>> START Material shown

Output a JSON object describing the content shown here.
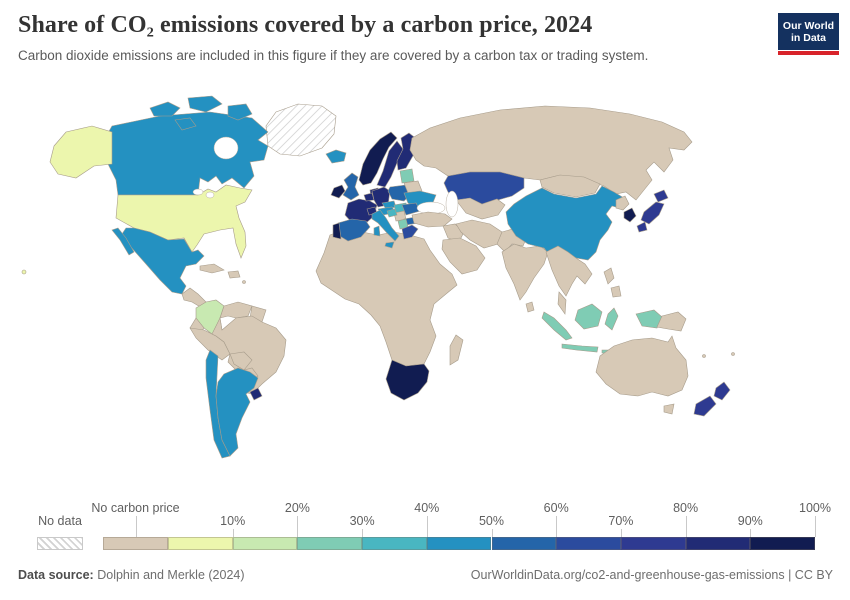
{
  "header": {
    "title": "Share of CO₂ emissions covered by a carbon price, 2024",
    "subtitle": "Carbon dioxide emissions are included in this figure if they are covered by a carbon tax or trading system.",
    "logo_line1": "Our World",
    "logo_line2": "in Data"
  },
  "footer": {
    "source_label": "Data source:",
    "source_value": "Dolphin and Merkle (2024)",
    "url": "OurWorldinData.org/co2-and-greenhouse-gas-emissions | CC BY"
  },
  "legend": {
    "no_data_label": "No data",
    "bins": [
      {
        "band": "none",
        "tick": "No carbon price",
        "row": "top"
      },
      {
        "band": "b10",
        "tick": "10%",
        "row": "bottom"
      },
      {
        "band": "b20",
        "tick": "20%",
        "row": "top"
      },
      {
        "band": "b30",
        "tick": "30%",
        "row": "bottom"
      },
      {
        "band": "b40",
        "tick": "40%",
        "row": "top"
      },
      {
        "band": "b50",
        "tick": "50%",
        "row": "bottom"
      },
      {
        "band": "b60",
        "tick": "60%",
        "row": "top"
      },
      {
        "band": "b70",
        "tick": "70%",
        "row": "bottom"
      },
      {
        "band": "b80",
        "tick": "80%",
        "row": "top"
      },
      {
        "band": "b90",
        "tick": "90%",
        "row": "bottom"
      },
      {
        "band": "b100",
        "tick": "100%",
        "row": "top"
      }
    ]
  },
  "chart_data": {
    "type": "choropleth",
    "title": "Share of CO₂ emissions covered by a carbon price, 2024",
    "unit": "% of CO₂ emissions covered",
    "legend_position": "bottom",
    "bands": {
      "no_data": {
        "label": "No data",
        "color": "hatch"
      },
      "none": {
        "label": "No carbon price",
        "color": "#d7c9b6"
      },
      "b10": {
        "label": "0-10%",
        "color": "#ecf6ad"
      },
      "b20": {
        "label": "10-20%",
        "color": "#c8e9b1"
      },
      "b30": {
        "label": "20-30%",
        "color": "#7fccb4"
      },
      "b40": {
        "label": "30-40%",
        "color": "#49b6c1"
      },
      "b50": {
        "label": "40-50%",
        "color": "#2491c1"
      },
      "b60": {
        "label": "50-60%",
        "color": "#2465a9"
      },
      "b70": {
        "label": "60-70%",
        "color": "#2b4b9e"
      },
      "b80": {
        "label": "70-80%",
        "color": "#2e3a91"
      },
      "b90": {
        "label": "80-90%",
        "color": "#212b75"
      },
      "b100": {
        "label": "90-100%",
        "color": "#111c51"
      }
    },
    "values": {
      "greenland": "no_data",
      "united-states": "b10",
      "canada": "b50",
      "mexico": "b50",
      "iceland": "b50",
      "caribbean": "none",
      "central-america": "none",
      "colombia": "b20",
      "venezuela": "none",
      "guyanas": "none",
      "ecuador": "none",
      "peru": "none",
      "brazil": "none",
      "bolivia": "none",
      "paraguay": "none",
      "chile": "b50",
      "argentina": "b50",
      "uruguay": "b90",
      "africa": "none",
      "south-africa": "b100",
      "madagascar": "none",
      "norway": "b100",
      "sweden": "b90",
      "finland": "b90",
      "denmark": "b90",
      "united-kingdom": "b60",
      "ireland": "b100",
      "france": "b90",
      "benelux": "b90",
      "germany": "b90",
      "poland": "b60",
      "czechia": "b50",
      "austria": "b50",
      "hungary-slovakia": "b40",
      "switzerland": "b90",
      "spain": "b60",
      "portugal": "b100",
      "italy": "b50",
      "baltics": "b30",
      "belarus": "none",
      "ukraine": "b50",
      "romania": "b60",
      "serbia": "none",
      "croatia": "b40",
      "bulgaria": "b60",
      "albania": "b30",
      "greece": "b70",
      "russia": "none",
      "mongolia": "none",
      "kazakhstan": "b70",
      "central-asia": "none",
      "turkey": "none",
      "levant-iraq": "none",
      "saudi-arabia": "none",
      "iran": "none",
      "afghanistan-pakistan": "none",
      "india": "none",
      "sri-lanka": "none",
      "china": "b50",
      "north-korea": "none",
      "south-korea": "b100",
      "japan": "b80",
      "southeast-asia": "none",
      "indonesia": "b30",
      "papua-new-guinea": "none",
      "philippines": "none",
      "australia": "none",
      "new-zealand": "b80",
      "pacific-islands": "none"
    }
  }
}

>> END Material shown

Aim:
All the lines above are to be reproduced exactly, except the pictures.

Response to the task:
Output a JSON object describing the content shown here.
{
  "header": {
    "title": "Share of CO₂ emissions covered by a carbon price, 2024",
    "subtitle": "Carbon dioxide emissions are included in this figure if they are covered by a carbon tax or trading system.",
    "logo_line1": "Our World",
    "logo_line2": "in Data"
  },
  "footer": {
    "source_label": "Data source:",
    "source_value": "Dolphin and Merkle (2024)",
    "url": "OurWorldinData.org/co2-and-greenhouse-gas-emissions | CC BY"
  },
  "legend": {
    "no_data_label": "No data",
    "bins": [
      {
        "band": "none",
        "tick": "No carbon price",
        "row": "top"
      },
      {
        "band": "b10",
        "tick": "10%",
        "row": "bottom"
      },
      {
        "band": "b20",
        "tick": "20%",
        "row": "top"
      },
      {
        "band": "b30",
        "tick": "30%",
        "row": "bottom"
      },
      {
        "band": "b40",
        "tick": "40%",
        "row": "top"
      },
      {
        "band": "b50",
        "tick": "50%",
        "row": "bottom"
      },
      {
        "band": "b60",
        "tick": "60%",
        "row": "top"
      },
      {
        "band": "b70",
        "tick": "70%",
        "row": "bottom"
      },
      {
        "band": "b80",
        "tick": "80%",
        "row": "top"
      },
      {
        "band": "b90",
        "tick": "90%",
        "row": "bottom"
      },
      {
        "band": "b100",
        "tick": "100%",
        "row": "top"
      }
    ]
  },
  "chart_data": {
    "type": "choropleth",
    "title": "Share of CO₂ emissions covered by a carbon price, 2024",
    "unit": "% of CO₂ emissions covered",
    "legend_position": "bottom",
    "bands": {
      "no_data": {
        "label": "No data",
        "color": "hatch"
      },
      "none": {
        "label": "No carbon price",
        "color": "#d7c9b6"
      },
      "b10": {
        "label": "0-10%",
        "color": "#ecf6ad"
      },
      "b20": {
        "label": "10-20%",
        "color": "#c8e9b1"
      },
      "b30": {
        "label": "20-30%",
        "color": "#7fccb4"
      },
      "b40": {
        "label": "30-40%",
        "color": "#49b6c1"
      },
      "b50": {
        "label": "40-50%",
        "color": "#2491c1"
      },
      "b60": {
        "label": "50-60%",
        "color": "#2465a9"
      },
      "b70": {
        "label": "60-70%",
        "color": "#2b4b9e"
      },
      "b80": {
        "label": "70-80%",
        "color": "#2e3a91"
      },
      "b90": {
        "label": "80-90%",
        "color": "#212b75"
      },
      "b100": {
        "label": "90-100%",
        "color": "#111c51"
      }
    },
    "values": {
      "greenland": "no_data",
      "united-states": "b10",
      "canada": "b50",
      "mexico": "b50",
      "iceland": "b50",
      "caribbean": "none",
      "central-america": "none",
      "colombia": "b20",
      "venezuela": "none",
      "guyanas": "none",
      "ecuador": "none",
      "peru": "none",
      "brazil": "none",
      "bolivia": "none",
      "paraguay": "none",
      "chile": "b50",
      "argentina": "b50",
      "uruguay": "b90",
      "africa": "none",
      "south-africa": "b100",
      "madagascar": "none",
      "norway": "b100",
      "sweden": "b90",
      "finland": "b90",
      "denmark": "b90",
      "united-kingdom": "b60",
      "ireland": "b100",
      "france": "b90",
      "benelux": "b90",
      "germany": "b90",
      "poland": "b60",
      "czechia": "b50",
      "austria": "b50",
      "hungary-slovakia": "b40",
      "switzerland": "b90",
      "spain": "b60",
      "portugal": "b100",
      "italy": "b50",
      "baltics": "b30",
      "belarus": "none",
      "ukraine": "b50",
      "romania": "b60",
      "serbia": "none",
      "croatia": "b40",
      "bulgaria": "b60",
      "albania": "b30",
      "greece": "b70",
      "russia": "none",
      "mongolia": "none",
      "kazakhstan": "b70",
      "central-asia": "none",
      "turkey": "none",
      "levant-iraq": "none",
      "saudi-arabia": "none",
      "iran": "none",
      "afghanistan-pakistan": "none",
      "india": "none",
      "sri-lanka": "none",
      "china": "b50",
      "north-korea": "none",
      "south-korea": "b100",
      "japan": "b80",
      "southeast-asia": "none",
      "indonesia": "b30",
      "papua-new-guinea": "none",
      "philippines": "none",
      "australia": "none",
      "new-zealand": "b80",
      "pacific-islands": "none"
    }
  }
}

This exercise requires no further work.